[Opening DATA SHOWN section]

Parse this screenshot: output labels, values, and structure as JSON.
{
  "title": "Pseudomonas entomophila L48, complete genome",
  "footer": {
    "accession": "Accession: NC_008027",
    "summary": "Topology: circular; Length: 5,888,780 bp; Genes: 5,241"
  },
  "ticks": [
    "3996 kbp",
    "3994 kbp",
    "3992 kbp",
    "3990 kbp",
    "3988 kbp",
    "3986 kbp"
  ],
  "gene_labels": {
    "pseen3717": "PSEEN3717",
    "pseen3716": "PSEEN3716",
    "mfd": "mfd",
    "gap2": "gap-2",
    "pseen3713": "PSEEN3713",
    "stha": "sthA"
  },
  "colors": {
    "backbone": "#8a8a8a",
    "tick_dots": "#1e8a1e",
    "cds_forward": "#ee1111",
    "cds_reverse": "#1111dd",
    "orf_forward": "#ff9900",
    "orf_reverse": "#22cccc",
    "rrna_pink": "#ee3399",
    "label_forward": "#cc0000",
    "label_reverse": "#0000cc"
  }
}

[Closing DATA SHOWN section]

__EXERCISE DIRECTIONS__:
All the records above are to be reproduced exactly.

__FINISHED EXERCISE__:
Parse this screenshot: output labels, values, and structure as JSON.
{
  "title": "Pseudomonas entomophila L48, complete genome",
  "footer": {
    "accession": "Accession: NC_008027",
    "summary": "Topology: circular; Length: 5,888,780 bp; Genes: 5,241"
  },
  "ticks": [
    "3996 kbp",
    "3994 kbp",
    "3992 kbp",
    "3990 kbp",
    "3988 kbp",
    "3986 kbp"
  ],
  "gene_labels": {
    "pseen3717": "PSEEN3717",
    "pseen3716": "PSEEN3716",
    "mfd": "mfd",
    "gap2": "gap-2",
    "pseen3713": "PSEEN3713",
    "stha": "sthA"
  },
  "colors": {
    "backbone": "#8a8a8a",
    "tick_dots": "#1e8a1e",
    "cds_forward": "#ee1111",
    "cds_reverse": "#1111dd",
    "orf_forward": "#ff9900",
    "orf_reverse": "#22cccc",
    "rrna_pink": "#ee3399",
    "label_forward": "#cc0000",
    "label_reverse": "#0000cc"
  }
}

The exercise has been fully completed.